§ Short problem:
Leave the pictures out, and retype all of the material exactly as written.

** BEGIN Information supplied **

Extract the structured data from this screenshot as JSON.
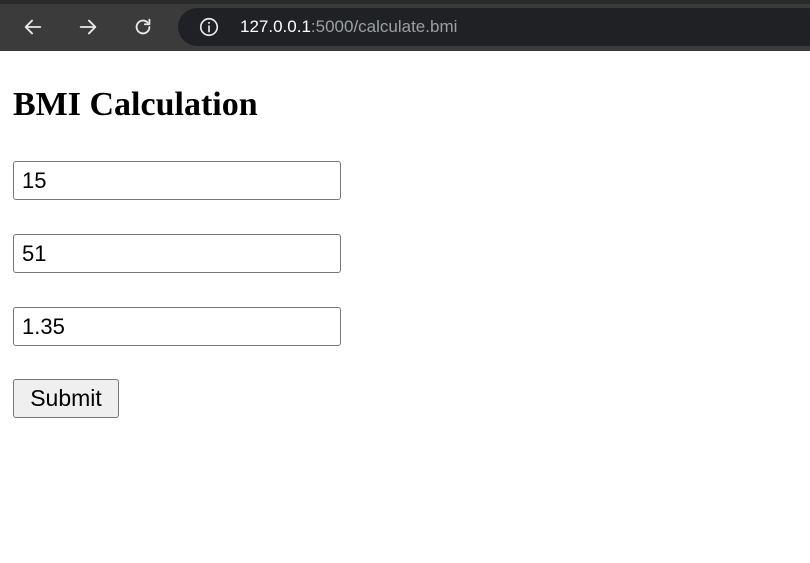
{
  "browser": {
    "url_host": "127.0.0.1",
    "url_path": ":5000/calculate.bmi",
    "icons": {
      "back": "arrow-left-icon",
      "forward": "arrow-right-icon",
      "reload": "reload-icon",
      "info": "info-icon"
    }
  },
  "page": {
    "title": "BMI Calculation",
    "fields": [
      {
        "value": "15"
      },
      {
        "value": "51"
      },
      {
        "value": "1.35"
      }
    ],
    "submit_label": "Submit"
  },
  "colors": {
    "toolbar_bg": "#3b3b3b",
    "omnibox_bg": "#202124",
    "url_host": "#ffffff",
    "url_path": "#9aa0a6"
  }
}
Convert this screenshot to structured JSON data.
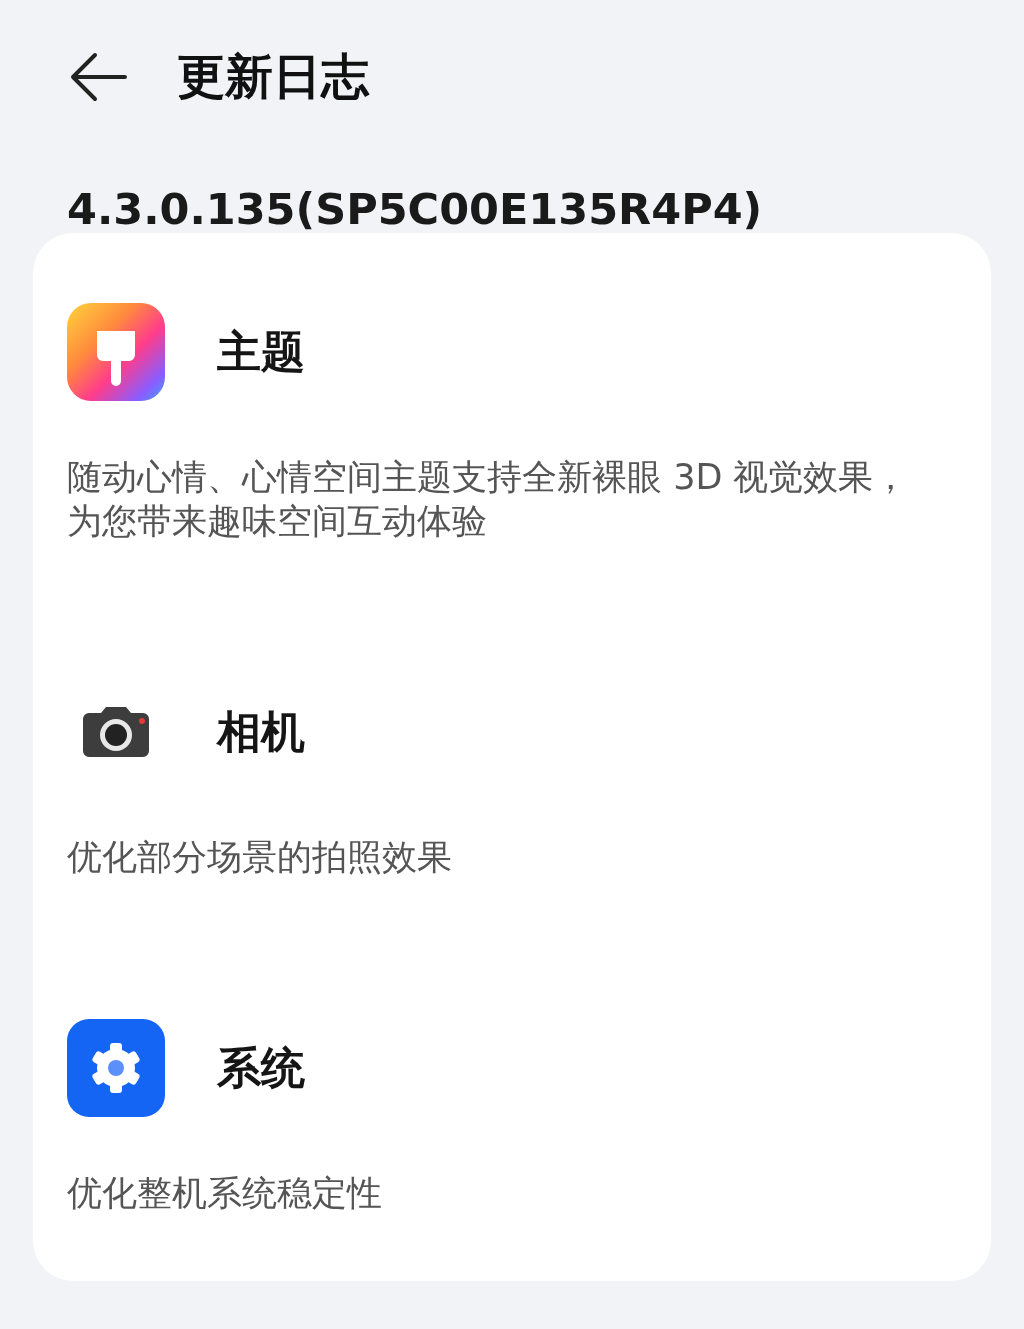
{
  "header": {
    "title": "更新日志"
  },
  "version": "4.3.0.135(SP5C00E135R4P4)",
  "items": [
    {
      "kind": "theme",
      "title": "主题",
      "description": "随动心情、心情空间主题支持全新裸眼 3D 视觉效果，为您带来趣味空间互动体验"
    },
    {
      "kind": "camera",
      "title": "相机",
      "description": "优化部分场景的拍照效果"
    },
    {
      "kind": "system",
      "title": "系统",
      "description": "优化整机系统稳定性"
    }
  ]
}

** END Information supplied **

§ Answer to this task:
Extract the structured data from this screenshot as JSON.
{
  "browser": {
    "url_host": "127.0.0.1",
    "url_path": ":5000/calculate.bmi",
    "icons": {
      "back": "arrow-left-icon",
      "forward": "arrow-right-icon",
      "reload": "reload-icon",
      "info": "info-icon"
    }
  },
  "page": {
    "title": "BMI Calculation",
    "fields": [
      {
        "value": "15"
      },
      {
        "value": "51"
      },
      {
        "value": "1.35"
      }
    ],
    "submit_label": "Submit"
  },
  "colors": {
    "toolbar_bg": "#3b3b3b",
    "omnibox_bg": "#202124",
    "url_host": "#ffffff",
    "url_path": "#9aa0a6"
  }
}
Convert this screenshot to structured JSON data.
{
  "header": {
    "title": "更新日志"
  },
  "version": "4.3.0.135(SP5C00E135R4P4)",
  "items": [
    {
      "kind": "theme",
      "title": "主题",
      "description": "随动心情、心情空间主题支持全新裸眼 3D 视觉效果，为您带来趣味空间互动体验"
    },
    {
      "kind": "camera",
      "title": "相机",
      "description": "优化部分场景的拍照效果"
    },
    {
      "kind": "system",
      "title": "系统",
      "description": "优化整机系统稳定性"
    }
  ]
}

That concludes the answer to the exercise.